● **Directions**:
Will you transcribe the entries that follow, exactly and in full?
··· Material supplied
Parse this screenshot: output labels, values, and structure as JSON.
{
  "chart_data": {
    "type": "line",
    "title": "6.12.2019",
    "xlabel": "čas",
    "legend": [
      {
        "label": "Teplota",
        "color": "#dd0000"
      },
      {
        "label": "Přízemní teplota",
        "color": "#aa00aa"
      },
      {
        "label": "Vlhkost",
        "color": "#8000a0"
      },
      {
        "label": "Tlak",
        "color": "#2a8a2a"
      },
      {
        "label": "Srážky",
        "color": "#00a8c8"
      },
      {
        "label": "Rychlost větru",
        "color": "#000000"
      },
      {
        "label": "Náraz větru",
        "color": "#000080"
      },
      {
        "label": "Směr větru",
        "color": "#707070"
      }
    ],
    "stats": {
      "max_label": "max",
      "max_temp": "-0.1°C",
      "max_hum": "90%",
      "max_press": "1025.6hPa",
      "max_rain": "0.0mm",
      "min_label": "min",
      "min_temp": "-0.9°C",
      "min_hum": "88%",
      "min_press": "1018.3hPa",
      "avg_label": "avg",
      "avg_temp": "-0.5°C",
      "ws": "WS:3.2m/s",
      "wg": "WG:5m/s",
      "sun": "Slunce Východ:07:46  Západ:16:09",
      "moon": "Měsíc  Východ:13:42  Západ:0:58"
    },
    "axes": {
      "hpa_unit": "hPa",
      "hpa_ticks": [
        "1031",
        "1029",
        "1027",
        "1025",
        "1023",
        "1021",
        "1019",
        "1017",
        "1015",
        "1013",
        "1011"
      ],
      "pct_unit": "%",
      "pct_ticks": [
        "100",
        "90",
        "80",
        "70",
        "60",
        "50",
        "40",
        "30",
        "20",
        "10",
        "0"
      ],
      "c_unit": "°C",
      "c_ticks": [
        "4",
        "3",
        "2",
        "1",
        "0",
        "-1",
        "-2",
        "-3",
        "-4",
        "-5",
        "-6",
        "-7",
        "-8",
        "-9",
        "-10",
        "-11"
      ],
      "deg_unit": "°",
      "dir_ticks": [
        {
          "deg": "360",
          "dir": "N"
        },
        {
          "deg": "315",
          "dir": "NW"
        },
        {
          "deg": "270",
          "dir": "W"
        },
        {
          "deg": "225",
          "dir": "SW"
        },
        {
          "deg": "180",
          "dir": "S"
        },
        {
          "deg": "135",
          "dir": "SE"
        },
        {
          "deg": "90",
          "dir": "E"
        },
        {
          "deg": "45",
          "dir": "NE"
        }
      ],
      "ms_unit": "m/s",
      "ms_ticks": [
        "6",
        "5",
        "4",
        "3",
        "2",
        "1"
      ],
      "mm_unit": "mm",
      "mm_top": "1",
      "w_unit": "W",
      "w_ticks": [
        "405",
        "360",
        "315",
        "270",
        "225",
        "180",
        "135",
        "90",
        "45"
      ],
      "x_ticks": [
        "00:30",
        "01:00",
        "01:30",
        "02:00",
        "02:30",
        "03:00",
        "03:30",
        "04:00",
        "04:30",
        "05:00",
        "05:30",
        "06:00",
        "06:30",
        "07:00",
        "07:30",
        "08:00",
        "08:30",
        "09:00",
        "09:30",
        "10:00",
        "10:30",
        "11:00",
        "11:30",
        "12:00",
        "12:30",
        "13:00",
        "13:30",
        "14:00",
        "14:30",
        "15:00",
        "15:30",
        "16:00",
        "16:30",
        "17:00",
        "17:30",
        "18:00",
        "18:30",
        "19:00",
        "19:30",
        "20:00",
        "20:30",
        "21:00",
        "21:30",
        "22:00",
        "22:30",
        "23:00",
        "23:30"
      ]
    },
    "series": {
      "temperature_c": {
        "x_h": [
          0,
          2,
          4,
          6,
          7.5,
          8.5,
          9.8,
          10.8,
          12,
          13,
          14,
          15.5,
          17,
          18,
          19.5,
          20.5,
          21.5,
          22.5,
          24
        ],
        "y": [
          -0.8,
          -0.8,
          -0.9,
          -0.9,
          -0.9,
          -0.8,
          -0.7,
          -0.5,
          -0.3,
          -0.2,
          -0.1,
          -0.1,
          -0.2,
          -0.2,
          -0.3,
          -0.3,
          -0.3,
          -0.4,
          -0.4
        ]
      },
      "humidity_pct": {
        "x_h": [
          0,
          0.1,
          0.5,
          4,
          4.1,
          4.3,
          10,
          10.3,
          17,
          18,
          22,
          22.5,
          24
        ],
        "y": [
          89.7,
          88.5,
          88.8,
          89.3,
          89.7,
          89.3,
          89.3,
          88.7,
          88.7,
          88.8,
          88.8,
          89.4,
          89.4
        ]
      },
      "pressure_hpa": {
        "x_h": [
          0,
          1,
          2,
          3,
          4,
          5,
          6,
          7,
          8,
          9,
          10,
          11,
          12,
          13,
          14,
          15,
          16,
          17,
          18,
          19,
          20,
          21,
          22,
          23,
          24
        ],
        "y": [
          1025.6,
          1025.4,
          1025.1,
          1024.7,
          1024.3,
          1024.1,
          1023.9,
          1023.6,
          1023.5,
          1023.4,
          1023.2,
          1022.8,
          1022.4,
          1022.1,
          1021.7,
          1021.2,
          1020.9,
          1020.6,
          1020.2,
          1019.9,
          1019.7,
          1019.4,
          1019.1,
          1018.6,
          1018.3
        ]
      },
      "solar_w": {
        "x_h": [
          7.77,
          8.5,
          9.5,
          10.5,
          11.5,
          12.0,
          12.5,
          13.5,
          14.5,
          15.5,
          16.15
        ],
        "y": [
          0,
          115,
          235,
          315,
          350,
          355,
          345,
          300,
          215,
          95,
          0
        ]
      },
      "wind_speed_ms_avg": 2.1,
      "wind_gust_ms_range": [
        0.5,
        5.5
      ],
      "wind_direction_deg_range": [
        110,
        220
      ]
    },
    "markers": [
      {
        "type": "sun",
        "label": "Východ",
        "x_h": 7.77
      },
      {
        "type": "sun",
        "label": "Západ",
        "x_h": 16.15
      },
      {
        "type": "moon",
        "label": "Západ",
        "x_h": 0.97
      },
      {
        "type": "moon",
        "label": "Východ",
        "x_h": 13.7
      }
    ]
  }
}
······
● **Answer for this exercise**:
Parse this screenshot: output labels, values, and structure as JSON.
{
  "chart_data": {
    "type": "line",
    "title": "6.12.2019",
    "xlabel": "čas",
    "legend": [
      {
        "label": "Teplota",
        "color": "#dd0000"
      },
      {
        "label": "Přízemní teplota",
        "color": "#aa00aa"
      },
      {
        "label": "Vlhkost",
        "color": "#8000a0"
      },
      {
        "label": "Tlak",
        "color": "#2a8a2a"
      },
      {
        "label": "Srážky",
        "color": "#00a8c8"
      },
      {
        "label": "Rychlost větru",
        "color": "#000000"
      },
      {
        "label": "Náraz větru",
        "color": "#000080"
      },
      {
        "label": "Směr větru",
        "color": "#707070"
      }
    ],
    "stats": {
      "max_label": "max",
      "max_temp": "-0.1°C",
      "max_hum": "90%",
      "max_press": "1025.6hPa",
      "max_rain": "0.0mm",
      "min_label": "min",
      "min_temp": "-0.9°C",
      "min_hum": "88%",
      "min_press": "1018.3hPa",
      "avg_label": "avg",
      "avg_temp": "-0.5°C",
      "ws": "WS:3.2m/s",
      "wg": "WG:5m/s",
      "sun": "Slunce Východ:07:46  Západ:16:09",
      "moon": "Měsíc  Východ:13:42  Západ:0:58"
    },
    "axes": {
      "hpa_unit": "hPa",
      "hpa_ticks": [
        "1031",
        "1029",
        "1027",
        "1025",
        "1023",
        "1021",
        "1019",
        "1017",
        "1015",
        "1013",
        "1011"
      ],
      "pct_unit": "%",
      "pct_ticks": [
        "100",
        "90",
        "80",
        "70",
        "60",
        "50",
        "40",
        "30",
        "20",
        "10",
        "0"
      ],
      "c_unit": "°C",
      "c_ticks": [
        "4",
        "3",
        "2",
        "1",
        "0",
        "-1",
        "-2",
        "-3",
        "-4",
        "-5",
        "-6",
        "-7",
        "-8",
        "-9",
        "-10",
        "-11"
      ],
      "deg_unit": "°",
      "dir_ticks": [
        {
          "deg": "360",
          "dir": "N"
        },
        {
          "deg": "315",
          "dir": "NW"
        },
        {
          "deg": "270",
          "dir": "W"
        },
        {
          "deg": "225",
          "dir": "SW"
        },
        {
          "deg": "180",
          "dir": "S"
        },
        {
          "deg": "135",
          "dir": "SE"
        },
        {
          "deg": "90",
          "dir": "E"
        },
        {
          "deg": "45",
          "dir": "NE"
        }
      ],
      "ms_unit": "m/s",
      "ms_ticks": [
        "6",
        "5",
        "4",
        "3",
        "2",
        "1"
      ],
      "mm_unit": "mm",
      "mm_top": "1",
      "w_unit": "W",
      "w_ticks": [
        "405",
        "360",
        "315",
        "270",
        "225",
        "180",
        "135",
        "90",
        "45"
      ],
      "x_ticks": [
        "00:30",
        "01:00",
        "01:30",
        "02:00",
        "02:30",
        "03:00",
        "03:30",
        "04:00",
        "04:30",
        "05:00",
        "05:30",
        "06:00",
        "06:30",
        "07:00",
        "07:30",
        "08:00",
        "08:30",
        "09:00",
        "09:30",
        "10:00",
        "10:30",
        "11:00",
        "11:30",
        "12:00",
        "12:30",
        "13:00",
        "13:30",
        "14:00",
        "14:30",
        "15:00",
        "15:30",
        "16:00",
        "16:30",
        "17:00",
        "17:30",
        "18:00",
        "18:30",
        "19:00",
        "19:30",
        "20:00",
        "20:30",
        "21:00",
        "21:30",
        "22:00",
        "22:30",
        "23:00",
        "23:30"
      ]
    },
    "series": {
      "temperature_c": {
        "x_h": [
          0,
          2,
          4,
          6,
          7.5,
          8.5,
          9.8,
          10.8,
          12,
          13,
          14,
          15.5,
          17,
          18,
          19.5,
          20.5,
          21.5,
          22.5,
          24
        ],
        "y": [
          -0.8,
          -0.8,
          -0.9,
          -0.9,
          -0.9,
          -0.8,
          -0.7,
          -0.5,
          -0.3,
          -0.2,
          -0.1,
          -0.1,
          -0.2,
          -0.2,
          -0.3,
          -0.3,
          -0.3,
          -0.4,
          -0.4
        ]
      },
      "humidity_pct": {
        "x_h": [
          0,
          0.1,
          0.5,
          4,
          4.1,
          4.3,
          10,
          10.3,
          17,
          18,
          22,
          22.5,
          24
        ],
        "y": [
          89.7,
          88.5,
          88.8,
          89.3,
          89.7,
          89.3,
          89.3,
          88.7,
          88.7,
          88.8,
          88.8,
          89.4,
          89.4
        ]
      },
      "pressure_hpa": {
        "x_h": [
          0,
          1,
          2,
          3,
          4,
          5,
          6,
          7,
          8,
          9,
          10,
          11,
          12,
          13,
          14,
          15,
          16,
          17,
          18,
          19,
          20,
          21,
          22,
          23,
          24
        ],
        "y": [
          1025.6,
          1025.4,
          1025.1,
          1024.7,
          1024.3,
          1024.1,
          1023.9,
          1023.6,
          1023.5,
          1023.4,
          1023.2,
          1022.8,
          1022.4,
          1022.1,
          1021.7,
          1021.2,
          1020.9,
          1020.6,
          1020.2,
          1019.9,
          1019.7,
          1019.4,
          1019.1,
          1018.6,
          1018.3
        ]
      },
      "solar_w": {
        "x_h": [
          7.77,
          8.5,
          9.5,
          10.5,
          11.5,
          12.0,
          12.5,
          13.5,
          14.5,
          15.5,
          16.15
        ],
        "y": [
          0,
          115,
          235,
          315,
          350,
          355,
          345,
          300,
          215,
          95,
          0
        ]
      },
      "wind_speed_ms_avg": 2.1,
      "wind_gust_ms_range": [
        0.5,
        5.5
      ],
      "wind_direction_deg_range": [
        110,
        220
      ]
    },
    "markers": [
      {
        "type": "sun",
        "label": "Východ",
        "x_h": 7.77
      },
      {
        "type": "sun",
        "label": "Západ",
        "x_h": 16.15
      },
      {
        "type": "moon",
        "label": "Západ",
        "x_h": 0.97
      },
      {
        "type": "moon",
        "label": "Východ",
        "x_h": 13.7
      }
    ]
  }
}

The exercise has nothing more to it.